══ Input material ══

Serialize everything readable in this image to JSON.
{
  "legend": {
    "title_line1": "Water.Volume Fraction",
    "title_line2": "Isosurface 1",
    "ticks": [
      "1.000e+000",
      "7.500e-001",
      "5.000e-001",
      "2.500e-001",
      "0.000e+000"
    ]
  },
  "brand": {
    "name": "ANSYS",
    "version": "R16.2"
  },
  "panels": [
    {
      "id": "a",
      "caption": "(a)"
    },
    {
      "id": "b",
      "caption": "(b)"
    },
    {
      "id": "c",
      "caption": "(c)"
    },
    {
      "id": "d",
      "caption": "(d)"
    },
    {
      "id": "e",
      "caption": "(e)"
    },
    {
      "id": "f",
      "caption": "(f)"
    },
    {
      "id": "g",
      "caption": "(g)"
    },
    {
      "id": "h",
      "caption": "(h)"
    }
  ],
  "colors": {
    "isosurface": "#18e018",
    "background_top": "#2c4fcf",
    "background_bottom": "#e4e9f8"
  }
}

═══

— Direction —
Which lines above hold the word "caption"? Copy each of them.

— Answer in full —
      "caption": "(a)"
      "caption": "(b)"
      "caption": "(c)"
      "caption": "(d)"
      "caption": "(e)"
      "caption": "(f)"
      "caption": "(g)"
      "caption": "(h)"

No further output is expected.